GIVEN PROBLEM:
Find each line with the string "pequeño" and copy it.

───

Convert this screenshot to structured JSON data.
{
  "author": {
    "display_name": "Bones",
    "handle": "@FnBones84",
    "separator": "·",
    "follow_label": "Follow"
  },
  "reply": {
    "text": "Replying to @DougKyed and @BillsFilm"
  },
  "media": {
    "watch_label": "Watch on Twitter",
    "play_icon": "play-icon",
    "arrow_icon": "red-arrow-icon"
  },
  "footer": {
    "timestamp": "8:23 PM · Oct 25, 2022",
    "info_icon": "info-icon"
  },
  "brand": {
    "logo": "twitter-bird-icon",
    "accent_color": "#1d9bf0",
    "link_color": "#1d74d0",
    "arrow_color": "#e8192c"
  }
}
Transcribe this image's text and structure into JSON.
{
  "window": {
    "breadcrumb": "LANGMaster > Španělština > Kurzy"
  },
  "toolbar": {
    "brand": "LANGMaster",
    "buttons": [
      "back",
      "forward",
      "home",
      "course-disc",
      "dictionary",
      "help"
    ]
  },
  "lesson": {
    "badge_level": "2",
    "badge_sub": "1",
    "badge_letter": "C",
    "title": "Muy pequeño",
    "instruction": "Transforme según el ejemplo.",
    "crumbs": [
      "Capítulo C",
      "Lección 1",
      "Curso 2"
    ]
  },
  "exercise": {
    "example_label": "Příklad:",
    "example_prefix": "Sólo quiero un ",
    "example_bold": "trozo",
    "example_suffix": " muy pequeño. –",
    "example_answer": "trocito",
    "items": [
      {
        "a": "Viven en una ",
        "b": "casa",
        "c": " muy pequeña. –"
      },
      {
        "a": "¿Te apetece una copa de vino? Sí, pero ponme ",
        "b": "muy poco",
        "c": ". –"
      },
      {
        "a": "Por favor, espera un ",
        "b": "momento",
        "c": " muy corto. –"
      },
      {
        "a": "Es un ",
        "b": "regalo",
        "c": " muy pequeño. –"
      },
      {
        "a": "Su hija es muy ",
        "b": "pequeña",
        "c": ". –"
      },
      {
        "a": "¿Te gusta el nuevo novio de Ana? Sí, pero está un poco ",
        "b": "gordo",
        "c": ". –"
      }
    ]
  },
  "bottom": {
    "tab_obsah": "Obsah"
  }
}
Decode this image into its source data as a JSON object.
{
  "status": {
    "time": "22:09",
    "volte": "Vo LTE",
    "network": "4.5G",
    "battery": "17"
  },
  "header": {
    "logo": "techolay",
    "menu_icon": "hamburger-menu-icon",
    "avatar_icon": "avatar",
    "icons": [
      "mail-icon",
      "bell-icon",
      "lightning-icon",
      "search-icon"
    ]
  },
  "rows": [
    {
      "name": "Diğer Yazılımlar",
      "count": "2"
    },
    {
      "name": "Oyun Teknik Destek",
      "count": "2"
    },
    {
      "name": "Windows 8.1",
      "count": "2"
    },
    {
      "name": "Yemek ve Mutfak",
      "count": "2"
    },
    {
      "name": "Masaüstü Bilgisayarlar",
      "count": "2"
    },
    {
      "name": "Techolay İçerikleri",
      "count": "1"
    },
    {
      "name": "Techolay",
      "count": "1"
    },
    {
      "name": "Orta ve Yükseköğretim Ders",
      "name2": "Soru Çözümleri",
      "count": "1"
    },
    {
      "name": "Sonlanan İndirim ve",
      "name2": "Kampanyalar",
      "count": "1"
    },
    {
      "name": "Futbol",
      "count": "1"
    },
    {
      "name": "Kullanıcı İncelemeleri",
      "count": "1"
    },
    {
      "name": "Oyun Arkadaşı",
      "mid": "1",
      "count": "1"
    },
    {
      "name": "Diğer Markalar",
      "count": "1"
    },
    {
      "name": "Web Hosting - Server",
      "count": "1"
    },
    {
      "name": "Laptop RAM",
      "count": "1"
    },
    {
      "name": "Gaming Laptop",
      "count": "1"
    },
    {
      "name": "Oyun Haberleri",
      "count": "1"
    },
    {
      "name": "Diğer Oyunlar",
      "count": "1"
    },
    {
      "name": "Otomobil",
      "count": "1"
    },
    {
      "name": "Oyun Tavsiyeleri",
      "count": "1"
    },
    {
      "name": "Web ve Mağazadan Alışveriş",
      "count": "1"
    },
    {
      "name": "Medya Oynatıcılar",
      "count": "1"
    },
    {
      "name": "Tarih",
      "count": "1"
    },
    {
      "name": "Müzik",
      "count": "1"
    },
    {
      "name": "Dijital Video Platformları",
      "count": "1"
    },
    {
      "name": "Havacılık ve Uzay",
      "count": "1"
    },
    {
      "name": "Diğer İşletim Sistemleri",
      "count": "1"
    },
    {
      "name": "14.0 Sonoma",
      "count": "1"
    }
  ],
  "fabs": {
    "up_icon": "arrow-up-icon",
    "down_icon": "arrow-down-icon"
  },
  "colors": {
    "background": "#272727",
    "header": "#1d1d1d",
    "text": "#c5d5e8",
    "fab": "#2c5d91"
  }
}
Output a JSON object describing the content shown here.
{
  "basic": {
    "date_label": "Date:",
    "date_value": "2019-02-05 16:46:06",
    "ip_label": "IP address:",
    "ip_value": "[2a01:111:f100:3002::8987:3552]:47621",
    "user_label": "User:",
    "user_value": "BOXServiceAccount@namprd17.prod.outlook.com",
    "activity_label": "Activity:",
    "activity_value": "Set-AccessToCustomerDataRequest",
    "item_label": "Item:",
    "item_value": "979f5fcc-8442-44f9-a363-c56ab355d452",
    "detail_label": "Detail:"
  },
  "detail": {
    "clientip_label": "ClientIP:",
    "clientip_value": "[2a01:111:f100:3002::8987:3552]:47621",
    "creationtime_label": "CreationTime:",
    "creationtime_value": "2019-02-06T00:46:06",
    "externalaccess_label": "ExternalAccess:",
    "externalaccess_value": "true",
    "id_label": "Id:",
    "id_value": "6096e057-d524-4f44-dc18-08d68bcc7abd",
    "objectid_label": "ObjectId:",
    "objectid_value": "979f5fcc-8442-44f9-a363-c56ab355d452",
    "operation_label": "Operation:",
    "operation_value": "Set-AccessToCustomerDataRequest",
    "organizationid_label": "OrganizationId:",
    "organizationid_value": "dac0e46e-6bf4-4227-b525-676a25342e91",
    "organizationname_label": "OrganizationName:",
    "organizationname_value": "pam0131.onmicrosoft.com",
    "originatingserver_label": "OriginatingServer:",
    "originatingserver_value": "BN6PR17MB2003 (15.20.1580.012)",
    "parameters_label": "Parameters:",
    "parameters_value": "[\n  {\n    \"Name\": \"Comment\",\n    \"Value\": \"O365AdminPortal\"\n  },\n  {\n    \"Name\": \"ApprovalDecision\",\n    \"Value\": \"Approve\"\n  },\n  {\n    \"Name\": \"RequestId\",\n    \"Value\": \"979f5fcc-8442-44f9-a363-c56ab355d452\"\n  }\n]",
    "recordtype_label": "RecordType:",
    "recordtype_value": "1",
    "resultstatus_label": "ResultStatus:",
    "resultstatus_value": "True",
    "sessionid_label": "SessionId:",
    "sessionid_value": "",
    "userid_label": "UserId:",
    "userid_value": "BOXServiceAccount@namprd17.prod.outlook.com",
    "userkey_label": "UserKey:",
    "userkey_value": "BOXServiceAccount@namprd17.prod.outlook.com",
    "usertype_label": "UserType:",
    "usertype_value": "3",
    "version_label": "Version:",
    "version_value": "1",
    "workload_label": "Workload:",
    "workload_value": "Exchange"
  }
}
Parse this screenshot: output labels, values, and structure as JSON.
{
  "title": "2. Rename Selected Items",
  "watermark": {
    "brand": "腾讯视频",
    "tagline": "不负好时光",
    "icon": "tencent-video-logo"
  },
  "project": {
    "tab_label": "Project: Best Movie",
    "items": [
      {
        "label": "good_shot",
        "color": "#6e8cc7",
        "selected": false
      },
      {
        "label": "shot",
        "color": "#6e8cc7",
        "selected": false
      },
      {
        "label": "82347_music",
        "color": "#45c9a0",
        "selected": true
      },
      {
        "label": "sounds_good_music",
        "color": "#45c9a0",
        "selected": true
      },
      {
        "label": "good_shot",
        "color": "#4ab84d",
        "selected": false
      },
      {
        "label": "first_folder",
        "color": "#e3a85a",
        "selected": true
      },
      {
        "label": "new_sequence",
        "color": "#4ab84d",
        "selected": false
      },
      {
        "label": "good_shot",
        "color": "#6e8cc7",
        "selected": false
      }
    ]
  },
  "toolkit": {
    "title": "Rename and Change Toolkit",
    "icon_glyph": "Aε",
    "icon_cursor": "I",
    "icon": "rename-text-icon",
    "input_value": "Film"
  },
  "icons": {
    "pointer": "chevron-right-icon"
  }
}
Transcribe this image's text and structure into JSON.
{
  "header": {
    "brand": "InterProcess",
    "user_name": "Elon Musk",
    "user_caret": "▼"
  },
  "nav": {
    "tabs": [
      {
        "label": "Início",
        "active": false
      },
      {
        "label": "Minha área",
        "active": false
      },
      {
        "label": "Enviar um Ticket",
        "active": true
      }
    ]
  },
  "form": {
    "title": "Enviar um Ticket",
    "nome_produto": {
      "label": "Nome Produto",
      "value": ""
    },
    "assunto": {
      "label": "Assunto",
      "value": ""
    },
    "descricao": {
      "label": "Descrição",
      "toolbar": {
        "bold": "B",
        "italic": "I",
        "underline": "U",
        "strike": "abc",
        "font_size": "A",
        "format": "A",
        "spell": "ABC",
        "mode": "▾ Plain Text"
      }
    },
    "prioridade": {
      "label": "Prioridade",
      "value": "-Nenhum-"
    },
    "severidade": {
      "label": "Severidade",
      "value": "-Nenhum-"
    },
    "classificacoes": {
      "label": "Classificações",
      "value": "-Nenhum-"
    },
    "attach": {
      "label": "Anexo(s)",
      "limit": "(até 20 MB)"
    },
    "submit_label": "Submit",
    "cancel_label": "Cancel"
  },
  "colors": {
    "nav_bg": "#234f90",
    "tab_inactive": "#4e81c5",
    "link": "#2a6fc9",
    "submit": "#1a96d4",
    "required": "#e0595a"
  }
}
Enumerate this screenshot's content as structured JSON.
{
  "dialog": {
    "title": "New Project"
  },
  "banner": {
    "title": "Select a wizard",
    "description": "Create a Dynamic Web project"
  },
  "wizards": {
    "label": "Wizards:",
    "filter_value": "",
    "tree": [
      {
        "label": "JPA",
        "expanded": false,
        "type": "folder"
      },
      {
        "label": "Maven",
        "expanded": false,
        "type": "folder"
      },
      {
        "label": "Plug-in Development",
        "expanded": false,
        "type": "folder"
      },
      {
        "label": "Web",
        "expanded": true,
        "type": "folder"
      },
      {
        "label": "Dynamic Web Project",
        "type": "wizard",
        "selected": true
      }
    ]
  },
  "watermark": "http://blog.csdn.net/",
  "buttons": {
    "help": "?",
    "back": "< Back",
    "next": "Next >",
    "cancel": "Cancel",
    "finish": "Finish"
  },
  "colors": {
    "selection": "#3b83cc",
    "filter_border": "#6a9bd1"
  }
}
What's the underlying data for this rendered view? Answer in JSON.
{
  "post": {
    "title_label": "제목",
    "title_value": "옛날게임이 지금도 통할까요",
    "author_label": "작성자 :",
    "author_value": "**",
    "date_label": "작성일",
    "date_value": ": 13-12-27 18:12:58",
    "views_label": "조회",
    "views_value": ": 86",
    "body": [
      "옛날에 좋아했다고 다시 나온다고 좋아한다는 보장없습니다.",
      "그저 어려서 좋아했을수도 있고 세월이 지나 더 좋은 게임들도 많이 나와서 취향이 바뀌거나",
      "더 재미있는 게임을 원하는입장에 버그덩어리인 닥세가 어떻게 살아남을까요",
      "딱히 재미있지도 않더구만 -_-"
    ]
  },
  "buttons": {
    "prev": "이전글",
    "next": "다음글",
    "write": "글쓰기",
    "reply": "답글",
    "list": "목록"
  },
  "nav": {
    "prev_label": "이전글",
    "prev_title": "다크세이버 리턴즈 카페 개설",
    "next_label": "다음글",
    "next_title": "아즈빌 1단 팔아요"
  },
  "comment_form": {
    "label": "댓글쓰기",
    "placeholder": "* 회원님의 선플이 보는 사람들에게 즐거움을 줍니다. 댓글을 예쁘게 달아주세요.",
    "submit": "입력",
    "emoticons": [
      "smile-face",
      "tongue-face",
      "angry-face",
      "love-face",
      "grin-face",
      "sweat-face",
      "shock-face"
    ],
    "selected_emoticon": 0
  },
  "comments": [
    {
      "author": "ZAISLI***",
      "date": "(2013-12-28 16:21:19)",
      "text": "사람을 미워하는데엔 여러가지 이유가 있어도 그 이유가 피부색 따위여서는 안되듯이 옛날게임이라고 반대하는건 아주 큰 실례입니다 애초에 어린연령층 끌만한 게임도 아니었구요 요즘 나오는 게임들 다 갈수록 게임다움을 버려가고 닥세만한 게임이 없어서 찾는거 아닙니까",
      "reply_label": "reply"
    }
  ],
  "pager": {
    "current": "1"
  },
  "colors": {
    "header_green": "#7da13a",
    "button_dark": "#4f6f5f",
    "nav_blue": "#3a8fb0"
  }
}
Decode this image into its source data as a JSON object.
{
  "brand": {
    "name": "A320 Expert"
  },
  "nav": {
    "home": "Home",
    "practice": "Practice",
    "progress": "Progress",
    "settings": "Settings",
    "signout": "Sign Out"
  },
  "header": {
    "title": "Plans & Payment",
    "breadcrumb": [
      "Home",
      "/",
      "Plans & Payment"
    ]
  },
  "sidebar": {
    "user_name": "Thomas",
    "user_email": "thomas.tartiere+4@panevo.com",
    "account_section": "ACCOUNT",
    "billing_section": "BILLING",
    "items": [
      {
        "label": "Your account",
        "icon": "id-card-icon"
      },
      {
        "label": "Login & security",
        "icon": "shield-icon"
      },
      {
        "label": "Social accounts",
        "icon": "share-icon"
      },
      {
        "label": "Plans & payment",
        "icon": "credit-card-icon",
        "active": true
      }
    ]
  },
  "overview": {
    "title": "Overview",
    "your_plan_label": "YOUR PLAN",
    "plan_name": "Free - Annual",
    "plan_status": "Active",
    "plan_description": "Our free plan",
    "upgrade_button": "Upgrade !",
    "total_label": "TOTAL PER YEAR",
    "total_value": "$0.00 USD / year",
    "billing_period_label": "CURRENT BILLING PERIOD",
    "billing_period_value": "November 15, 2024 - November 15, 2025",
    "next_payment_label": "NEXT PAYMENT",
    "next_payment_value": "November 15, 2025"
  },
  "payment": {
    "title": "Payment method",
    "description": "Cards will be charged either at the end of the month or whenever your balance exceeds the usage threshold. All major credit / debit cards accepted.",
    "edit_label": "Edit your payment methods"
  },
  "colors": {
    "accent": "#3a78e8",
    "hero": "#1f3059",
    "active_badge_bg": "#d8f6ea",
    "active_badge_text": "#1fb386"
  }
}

───

RESPONSE TO THIS TASK:
    "title": "Muy pequeño",
    "example_suffix": " muy pequeño. –",
        "c": " muy pequeño. –"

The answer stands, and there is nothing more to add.